### Exercise material
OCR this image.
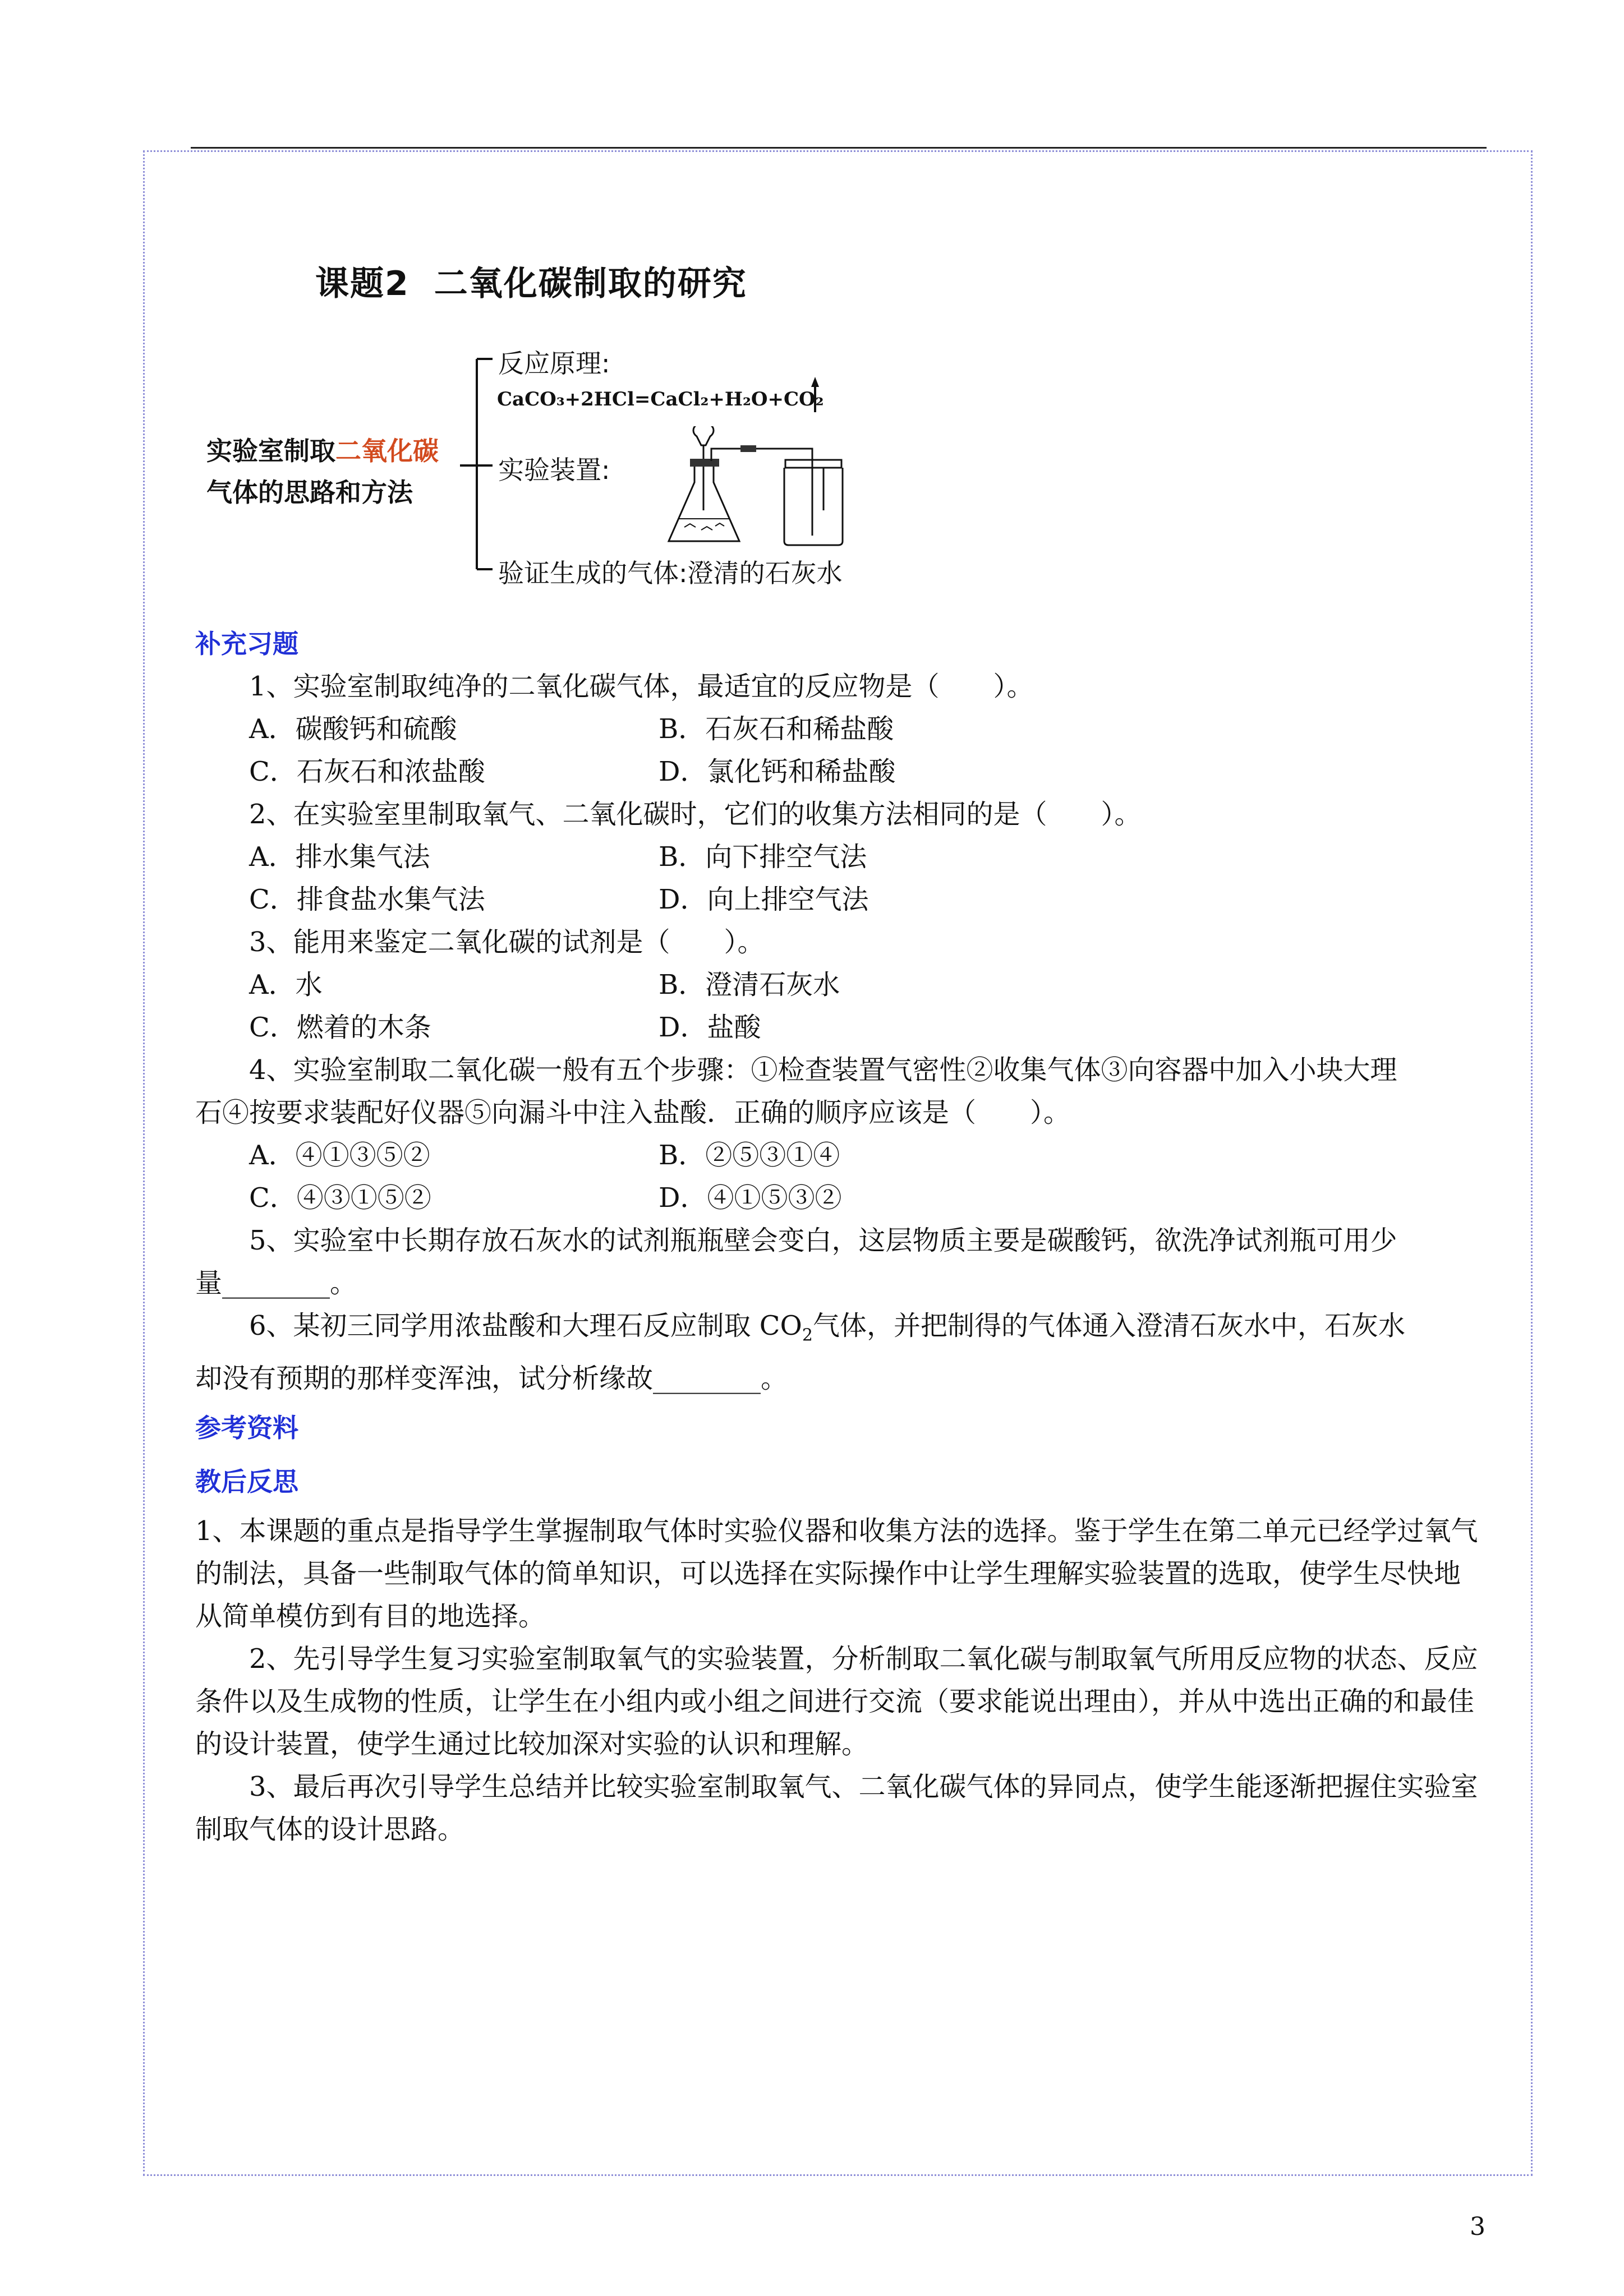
课题2 二氧化碳制取的研究
实验室制取二氧化碳
气体的思路和方法
反应原理:
CaCO₃+2HCl=CaCl₂+H₂O+CO₂
实验装置:
验证生成的气体:澄清的石灰水

补充习题

1、实验室制取纯净的二氧化碳气体，最适宜的反应物是（　　）。

A．碳酸钙和硫酸	B．石灰石和稀盐酸
C．石灰石和浓盐酸	D．氯化钙和稀盐酸

2、在实验室里制取氧气、二氧化碳时，它们的收集方法相同的是（　　）。

A．排水集气法	B．向下排空气法
C．排食盐水集气法	D．向上排空气法

3、能用来鉴定二氧化碳的试剂是（　　）。

A．水	B．澄清石灰水
C．燃着的木条	D．盐酸

4、实验室制取二氧化碳一般有五个步骤：①检查装置气密性②收集气体③向容器中加入小块大理

石④按要求装配好仪器⑤向漏斗中注入盐酸．正确的顺序应该是（　　）。

A．④①③⑤②	B．②⑤③①④
C．④③①⑤②	D．④①⑤③②

5、实验室中长期存放石灰水的试剂瓶瓶壁会变白，这层物质主要是碳酸钙，欲洗净试剂瓶可用少

量________。

6、某初三同学用浓盐酸和大理石反应制取 $CO_2$气体，并把制得的气体通入澄清石灰水中，石灰水

却没有预期的那样变浑浊，试分析缘故________。

参考资料

教后反思

1、本课题的重点是指导学生掌握制取气体时实验仪器和收集方法的选择。鉴于学生在第二单元已经学过氧气的制法，具备一些制取气体的简单知识，可以选择在实际操作中让学生理解实验装置的选取，使学生尽快地从简单模仿到有目的地选择。

2、先引导学生复习实验室制取氧气的实验装置，分析制取二氧化碳与制取氧气所用反应物的状态、反应条件以及生成物的性质，让学生在小组内或小组之间进行交流（要求能说出理由），并从中选出正确的和最佳的设计装置，使学生通过比较加深对实验的认识和理解。

3、最后再次引导学生总结并比较实验室制取氧气、二氧化碳气体的异同点，使学生能逐渐把握住实验室制取气体的设计思路。

3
######
• Work to be completed: Set each line of the records down exactly, leaving every picture out.

• Answer to the task:
OCR this image.
课题2 二氧化碳制取的研究
实验室制取二氧化碳
气体的思路和方法
反应原理:
CaCO₃+2HCl=CaCl₂+H₂O+CO₂
实验装置:
验证生成的气体:澄清的石灰水

补充习题

1、实验室制取纯净的二氧化碳气体，最适宜的反应物是（　　）。

A．碳酸钙和硫酸	B．石灰石和稀盐酸
C．石灰石和浓盐酸	D．氯化钙和稀盐酸

2、在实验室里制取氧气、二氧化碳时，它们的收集方法相同的是（　　）。

A．排水集气法	B．向下排空气法
C．排食盐水集气法	D．向上排空气法

3、能用来鉴定二氧化碳的试剂是（　　）。

A．水	B．澄清石灰水
C．燃着的木条	D．盐酸

4、实验室制取二氧化碳一般有五个步骤：①检查装置气密性②收集气体③向容器中加入小块大理

石④按要求装配好仪器⑤向漏斗中注入盐酸．正确的顺序应该是（　　）。

A．④①③⑤②	B．②⑤③①④
C．④③①⑤②	D．④①⑤③②

5、实验室中长期存放石灰水的试剂瓶瓶壁会变白，这层物质主要是碳酸钙，欲洗净试剂瓶可用少

量________。

6、某初三同学用浓盐酸和大理石反应制取 $CO_2$气体，并把制得的气体通入澄清石灰水中，石灰水

却没有预期的那样变浑浊，试分析缘故________。

参考资料

教后反思

1、本课题的重点是指导学生掌握制取气体时实验仪器和收集方法的选择。鉴于学生在第二单元已经学过氧气的制法，具备一些制取气体的简单知识，可以选择在实际操作中让学生理解实验装置的选取，使学生尽快地从简单模仿到有目的地选择。

2、先引导学生复习实验室制取氧气的实验装置，分析制取二氧化碳与制取氧气所用反应物的状态、反应条件以及生成物的性质，让学生在小组内或小组之间进行交流（要求能说出理由），并从中选出正确的和最佳的设计装置，使学生通过比较加深对实验的认识和理解。

3、最后再次引导学生总结并比较实验室制取氧气、二氧化碳气体的异同点，使学生能逐渐把握住实验室制取气体的设计思路。

3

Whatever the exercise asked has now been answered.